### Provided entries:

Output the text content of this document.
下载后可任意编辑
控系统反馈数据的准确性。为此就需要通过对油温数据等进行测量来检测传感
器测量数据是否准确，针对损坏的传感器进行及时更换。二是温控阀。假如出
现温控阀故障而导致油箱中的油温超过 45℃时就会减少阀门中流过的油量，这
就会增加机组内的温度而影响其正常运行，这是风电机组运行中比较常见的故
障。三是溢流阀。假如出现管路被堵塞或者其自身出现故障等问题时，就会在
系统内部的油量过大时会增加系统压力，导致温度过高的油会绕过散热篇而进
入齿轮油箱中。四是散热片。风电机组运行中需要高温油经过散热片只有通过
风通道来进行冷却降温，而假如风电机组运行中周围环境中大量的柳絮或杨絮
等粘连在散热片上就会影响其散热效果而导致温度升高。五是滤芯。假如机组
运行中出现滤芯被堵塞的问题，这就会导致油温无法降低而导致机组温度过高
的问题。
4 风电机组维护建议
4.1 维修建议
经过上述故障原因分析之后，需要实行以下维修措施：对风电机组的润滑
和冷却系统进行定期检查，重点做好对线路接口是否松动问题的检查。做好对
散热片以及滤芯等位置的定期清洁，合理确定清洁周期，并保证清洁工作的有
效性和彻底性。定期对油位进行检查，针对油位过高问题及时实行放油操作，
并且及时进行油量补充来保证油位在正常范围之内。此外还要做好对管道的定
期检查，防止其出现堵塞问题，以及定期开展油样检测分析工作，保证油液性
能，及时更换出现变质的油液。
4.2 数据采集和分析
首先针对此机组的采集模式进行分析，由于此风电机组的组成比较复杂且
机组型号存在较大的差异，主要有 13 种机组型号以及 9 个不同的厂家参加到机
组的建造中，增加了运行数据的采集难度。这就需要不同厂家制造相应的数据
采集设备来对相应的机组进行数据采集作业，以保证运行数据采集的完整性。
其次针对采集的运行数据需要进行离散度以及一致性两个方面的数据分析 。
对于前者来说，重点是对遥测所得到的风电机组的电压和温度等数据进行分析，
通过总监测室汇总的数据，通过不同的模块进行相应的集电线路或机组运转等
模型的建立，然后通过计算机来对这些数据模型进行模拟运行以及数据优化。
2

### Aim of the task:
Repeat every line of the material exactly as given.

### Task answer:
Output the text content of this document.
下载后可任意编辑
控系统反馈数据的准确性。为此就需要通过对油温数据等进行测量来检测传感
器测量数据是否准确，针对损坏的传感器进行及时更换。二是温控阀。假如出
现温控阀故障而导致油箱中的油温超过 45℃时就会减少阀门中流过的油量，这
就会增加机组内的温度而影响其正常运行，这是风电机组运行中比较常见的故
障。三是溢流阀。假如出现管路被堵塞或者其自身出现故障等问题时，就会在
系统内部的油量过大时会增加系统压力，导致温度过高的油会绕过散热篇而进
入齿轮油箱中。四是散热片。风电机组运行中需要高温油经过散热片只有通过
风通道来进行冷却降温，而假如风电机组运行中周围环境中大量的柳絮或杨絮
等粘连在散热片上就会影响其散热效果而导致温度升高。五是滤芯。假如机组
运行中出现滤芯被堵塞的问题，这就会导致油温无法降低而导致机组温度过高
的问题。
4 风电机组维护建议
4.1 维修建议
经过上述故障原因分析之后，需要实行以下维修措施：对风电机组的润滑
和冷却系统进行定期检查，重点做好对线路接口是否松动问题的检查。做好对
散热片以及滤芯等位置的定期清洁，合理确定清洁周期，并保证清洁工作的有
效性和彻底性。定期对油位进行检查，针对油位过高问题及时实行放油操作，
并且及时进行油量补充来保证油位在正常范围之内。此外还要做好对管道的定
期检查，防止其出现堵塞问题，以及定期开展油样检测分析工作，保证油液性
能，及时更换出现变质的油液。
4.2 数据采集和分析
首先针对此机组的采集模式进行分析，由于此风电机组的组成比较复杂且
机组型号存在较大的差异，主要有 13 种机组型号以及 9 个不同的厂家参加到机
组的建造中，增加了运行数据的采集难度。这就需要不同厂家制造相应的数据
采集设备来对相应的机组进行数据采集作业，以保证运行数据采集的完整性。
其次针对采集的运行数据需要进行离散度以及一致性两个方面的数据分析 。
对于前者来说，重点是对遥测所得到的风电机组的电压和温度等数据进行分析，
通过总监测室汇总的数据，通过不同的模块进行相应的集电线路或机组运转等
模型的建立，然后通过计算机来对这些数据模型进行模拟运行以及数据优化。
2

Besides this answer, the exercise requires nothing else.